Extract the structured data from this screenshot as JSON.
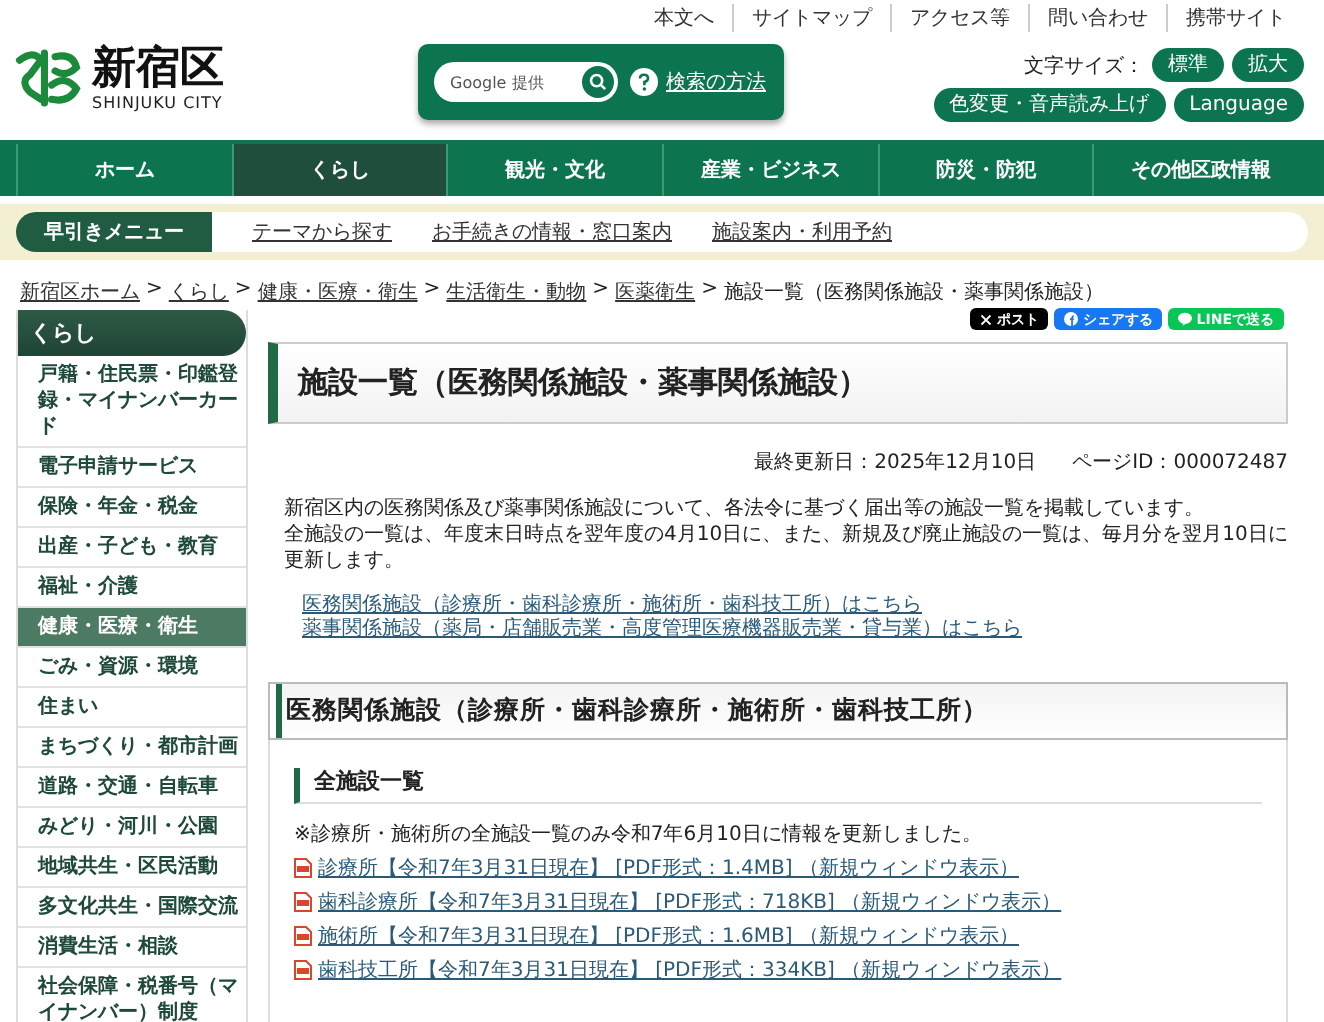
{
  "header": {
    "logo": {
      "name": "新宿区",
      "subtitle": "SHINJUKU CITY"
    },
    "util_links": [
      "本文へ",
      "サイトマップ",
      "アクセス等",
      "問い合わせ",
      "携帯サイト"
    ],
    "search": {
      "placeholder": "Google 提供",
      "help": "検索の方法"
    },
    "font_size": {
      "label": "文字サイズ：",
      "buttons": [
        "標準",
        "拡大"
      ]
    },
    "extra_buttons": [
      "色変更・音声読み上げ",
      "Language"
    ]
  },
  "nav": [
    {
      "label": "ホーム",
      "selected": false
    },
    {
      "label": "くらし",
      "selected": true
    },
    {
      "label": "観光・文化",
      "selected": false
    },
    {
      "label": "産業・ビジネス",
      "selected": false
    },
    {
      "label": "防災・防犯",
      "selected": false
    },
    {
      "label": "その他区政情報",
      "selected": false
    }
  ],
  "quick_menu": {
    "label": "早引きメニュー",
    "links": [
      "テーマから探す",
      "お手続きの情報・窓口案内",
      "施設案内・利用予約"
    ]
  },
  "breadcrumb": {
    "links": [
      "新宿区ホーム",
      "くらし",
      "健康・医療・衛生",
      "生活衛生・動物",
      "医薬衛生"
    ],
    "current": "施設一覧（医務関係施設・薬事関係施設）",
    "separator": ">"
  },
  "share": [
    {
      "kind": "x",
      "label": "ポスト"
    },
    {
      "kind": "facebook",
      "label": "シェアする"
    },
    {
      "kind": "line",
      "label": "LINEで送る"
    }
  ],
  "sidebar": {
    "title": "くらし",
    "items": [
      {
        "label": "戸籍・住民票・印鑑登録・マイナンバーカード",
        "selected": false
      },
      {
        "label": "電子申請サービス",
        "selected": false
      },
      {
        "label": "保険・年金・税金",
        "selected": false
      },
      {
        "label": "出産・子ども・教育",
        "selected": false
      },
      {
        "label": "福祉・介護",
        "selected": false
      },
      {
        "label": "健康・医療・衛生",
        "selected": true
      },
      {
        "label": "ごみ・資源・環境",
        "selected": false
      },
      {
        "label": "住まい",
        "selected": false
      },
      {
        "label": "まちづくり・都市計画",
        "selected": false
      },
      {
        "label": "道路・交通・自転車",
        "selected": false
      },
      {
        "label": "みどり・河川・公園",
        "selected": false
      },
      {
        "label": "地域共生・区民活動",
        "selected": false
      },
      {
        "label": "多文化共生・国際交流",
        "selected": false
      },
      {
        "label": "消費生活・相談",
        "selected": false
      },
      {
        "label": "社会保障・税番号（マイナンバー）制度",
        "selected": false
      }
    ]
  },
  "main": {
    "title": "施設一覧（医務関係施設・薬事関係施設）",
    "updated": "最終更新日：2025年12月10日",
    "page_id": "ページID：000072487",
    "intro": [
      "新宿区内の医務関係及び薬事関係施設について、各法令に基づく届出等の施設一覧を掲載しています。",
      "全施設の一覧は、年度末日時点を翌年度の4月10日に、また、新規及び廃止施設の一覧は、毎月分を翌月10日に更新します。"
    ],
    "links": [
      "医務関係施設（診療所・歯科診療所・施術所・歯科技工所）はこちら",
      "薬事関係施設（薬局・店舗販売業・高度管理医療機器販売業・貸与業）はこちら"
    ],
    "section": {
      "title": "医務関係施設（診療所・歯科診療所・施術所・歯科技工所）",
      "subtitle": "全施設一覧",
      "note": "※診療所・施術所の全施設一覧のみ令和7年6月10日に情報を更新しました。",
      "files": [
        "診療所【令和7年3月31日現在】 [PDF形式：1.4MB] （新規ウィンドウ表示）",
        "歯科診療所【令和7年3月31日現在】 [PDF形式：718KB] （新規ウィンドウ表示）",
        "施術所【令和7年3月31日現在】 [PDF形式：1.6MB] （新規ウィンドウ表示）",
        "歯科技工所【令和7年3月31日現在】 [PDF形式：334KB] （新規ウィンドウ表示）"
      ]
    }
  }
}
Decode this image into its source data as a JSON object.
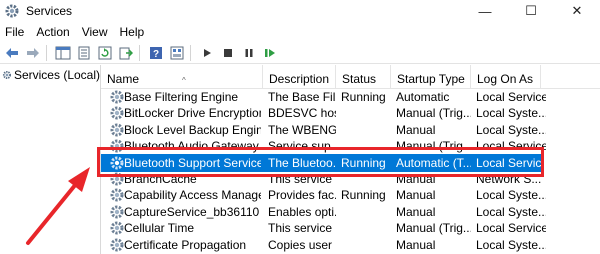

+++

WORK TO COMPLETE. Every record above should be transcribed exactly; the pictures stay out of the copy.

FULL SOLUTION.
Extract the structured data from this screenshot as JSON.
{
  "header": {
    "logo": {
      "name": "新宿区",
      "subtitle": "SHINJUKU CITY"
    },
    "util_links": [
      "本文へ",
      "サイトマップ",
      "アクセス等",
      "問い合わせ",
      "携帯サイト"
    ],
    "search": {
      "placeholder": "Google 提供",
      "help": "検索の方法"
    },
    "font_size": {
      "label": "文字サイズ：",
      "buttons": [
        "標準",
        "拡大"
      ]
    },
    "extra_buttons": [
      "色変更・音声読み上げ",
      "Language"
    ]
  },
  "nav": [
    {
      "label": "ホーム",
      "selected": false
    },
    {
      "label": "くらし",
      "selected": true
    },
    {
      "label": "観光・文化",
      "selected": false
    },
    {
      "label": "産業・ビジネス",
      "selected": false
    },
    {
      "label": "防災・防犯",
      "selected": false
    },
    {
      "label": "その他区政情報",
      "selected": false
    }
  ],
  "quick_menu": {
    "label": "早引きメニュー",
    "links": [
      "テーマから探す",
      "お手続きの情報・窓口案内",
      "施設案内・利用予約"
    ]
  },
  "breadcrumb": {
    "links": [
      "新宿区ホーム",
      "くらし",
      "健康・医療・衛生",
      "生活衛生・動物",
      "医薬衛生"
    ],
    "current": "施設一覧（医務関係施設・薬事関係施設）",
    "separator": ">"
  },
  "share": [
    {
      "kind": "x",
      "label": "ポスト"
    },
    {
      "kind": "facebook",
      "label": "シェアする"
    },
    {
      "kind": "line",
      "label": "LINEで送る"
    }
  ],
  "sidebar": {
    "title": "くらし",
    "items": [
      {
        "label": "戸籍・住民票・印鑑登録・マイナンバーカード",
        "selected": false
      },
      {
        "label": "電子申請サービス",
        "selected": false
      },
      {
        "label": "保険・年金・税金",
        "selected": false
      },
      {
        "label": "出産・子ども・教育",
        "selected": false
      },
      {
        "label": "福祉・介護",
        "selected": false
      },
      {
        "label": "健康・医療・衛生",
        "selected": true
      },
      {
        "label": "ごみ・資源・環境",
        "selected": false
      },
      {
        "label": "住まい",
        "selected": false
      },
      {
        "label": "まちづくり・都市計画",
        "selected": false
      },
      {
        "label": "道路・交通・自転車",
        "selected": false
      },
      {
        "label": "みどり・河川・公園",
        "selected": false
      },
      {
        "label": "地域共生・区民活動",
        "selected": false
      },
      {
        "label": "多文化共生・国際交流",
        "selected": false
      },
      {
        "label": "消費生活・相談",
        "selected": false
      },
      {
        "label": "社会保障・税番号（マイナンバー）制度",
        "selected": false
      }
    ]
  },
  "main": {
    "title": "施設一覧（医務関係施設・薬事関係施設）",
    "updated": "最終更新日：2025年12月10日",
    "page_id": "ページID：000072487",
    "intro": [
      "新宿区内の医務関係及び薬事関係施設について、各法令に基づく届出等の施設一覧を掲載しています。",
      "全施設の一覧は、年度末日時点を翌年度の4月10日に、また、新規及び廃止施設の一覧は、毎月分を翌月10日に更新します。"
    ],
    "links": [
      "医務関係施設（診療所・歯科診療所・施術所・歯科技工所）はこちら",
      "薬事関係施設（薬局・店舗販売業・高度管理医療機器販売業・貸与業）はこちら"
    ],
    "section": {
      "title": "医務関係施設（診療所・歯科診療所・施術所・歯科技工所）",
      "subtitle": "全施設一覧",
      "note": "※診療所・施術所の全施設一覧のみ令和7年6月10日に情報を更新しました。",
      "files": [
        "診療所【令和7年3月31日現在】 [PDF形式：1.4MB] （新規ウィンドウ表示）",
        "歯科診療所【令和7年3月31日現在】 [PDF形式：718KB] （新規ウィンドウ表示）",
        "施術所【令和7年3月31日現在】 [PDF形式：1.6MB] （新規ウィンドウ表示）",
        "歯科技工所【令和7年3月31日現在】 [PDF形式：334KB] （新規ウィンドウ表示）"
      ]
    }
  }
}
Decode this image into its source data as a JSON object.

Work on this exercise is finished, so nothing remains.